Copy out all lines where "Transporte" appears.

--- --- ---

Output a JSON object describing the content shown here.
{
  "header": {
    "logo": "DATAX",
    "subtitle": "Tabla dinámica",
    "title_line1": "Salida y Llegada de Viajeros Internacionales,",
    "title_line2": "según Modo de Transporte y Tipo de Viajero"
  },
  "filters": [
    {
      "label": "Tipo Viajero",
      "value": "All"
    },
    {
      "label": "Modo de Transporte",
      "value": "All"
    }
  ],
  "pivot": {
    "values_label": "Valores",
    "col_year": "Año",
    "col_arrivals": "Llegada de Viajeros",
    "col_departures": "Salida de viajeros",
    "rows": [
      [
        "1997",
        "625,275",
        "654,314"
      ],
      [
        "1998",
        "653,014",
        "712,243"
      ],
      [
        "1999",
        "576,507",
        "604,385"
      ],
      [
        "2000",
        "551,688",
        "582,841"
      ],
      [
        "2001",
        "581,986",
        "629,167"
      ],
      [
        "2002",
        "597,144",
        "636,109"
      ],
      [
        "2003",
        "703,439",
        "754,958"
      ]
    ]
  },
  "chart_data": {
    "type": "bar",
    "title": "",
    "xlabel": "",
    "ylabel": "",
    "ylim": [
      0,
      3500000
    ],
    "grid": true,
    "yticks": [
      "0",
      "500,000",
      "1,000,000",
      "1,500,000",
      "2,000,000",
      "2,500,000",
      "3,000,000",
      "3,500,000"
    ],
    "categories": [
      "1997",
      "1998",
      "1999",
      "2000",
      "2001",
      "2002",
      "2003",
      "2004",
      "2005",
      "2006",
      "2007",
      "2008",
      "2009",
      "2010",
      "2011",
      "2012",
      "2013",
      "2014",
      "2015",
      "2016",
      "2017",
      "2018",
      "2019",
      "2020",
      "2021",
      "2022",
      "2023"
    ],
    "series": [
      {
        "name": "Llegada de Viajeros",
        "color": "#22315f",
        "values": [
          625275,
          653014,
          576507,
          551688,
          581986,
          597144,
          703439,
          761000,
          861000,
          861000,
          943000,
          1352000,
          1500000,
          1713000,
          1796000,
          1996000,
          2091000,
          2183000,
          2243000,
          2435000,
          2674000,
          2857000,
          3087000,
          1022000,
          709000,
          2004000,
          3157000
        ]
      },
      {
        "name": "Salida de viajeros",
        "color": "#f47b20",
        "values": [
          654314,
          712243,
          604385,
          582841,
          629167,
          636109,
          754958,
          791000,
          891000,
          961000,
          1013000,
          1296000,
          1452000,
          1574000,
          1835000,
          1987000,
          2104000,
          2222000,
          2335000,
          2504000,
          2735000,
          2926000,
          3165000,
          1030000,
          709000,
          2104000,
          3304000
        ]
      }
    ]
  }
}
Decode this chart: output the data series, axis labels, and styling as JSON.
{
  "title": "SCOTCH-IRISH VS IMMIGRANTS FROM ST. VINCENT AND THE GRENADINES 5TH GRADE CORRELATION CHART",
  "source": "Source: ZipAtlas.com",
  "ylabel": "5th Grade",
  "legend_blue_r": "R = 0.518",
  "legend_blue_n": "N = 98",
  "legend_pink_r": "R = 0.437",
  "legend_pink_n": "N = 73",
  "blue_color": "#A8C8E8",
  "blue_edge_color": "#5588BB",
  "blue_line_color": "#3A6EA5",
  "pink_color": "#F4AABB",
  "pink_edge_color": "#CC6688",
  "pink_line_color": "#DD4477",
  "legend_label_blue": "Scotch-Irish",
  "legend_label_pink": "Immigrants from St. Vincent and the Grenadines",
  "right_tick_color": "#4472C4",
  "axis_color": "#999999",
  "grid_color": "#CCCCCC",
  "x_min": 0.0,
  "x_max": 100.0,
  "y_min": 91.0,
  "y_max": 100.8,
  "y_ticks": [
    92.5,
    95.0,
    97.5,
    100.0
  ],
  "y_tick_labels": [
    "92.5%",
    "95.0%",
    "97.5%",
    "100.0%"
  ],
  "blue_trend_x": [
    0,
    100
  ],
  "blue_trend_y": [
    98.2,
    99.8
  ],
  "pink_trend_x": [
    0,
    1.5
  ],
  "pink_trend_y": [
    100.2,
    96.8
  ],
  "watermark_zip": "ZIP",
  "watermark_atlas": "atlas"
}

--- --- ---

TASK OUTPUT >>
    "title_line2": "según Modo de Transporte y Tipo de Viajero"
      "label": "Modo de Transporte",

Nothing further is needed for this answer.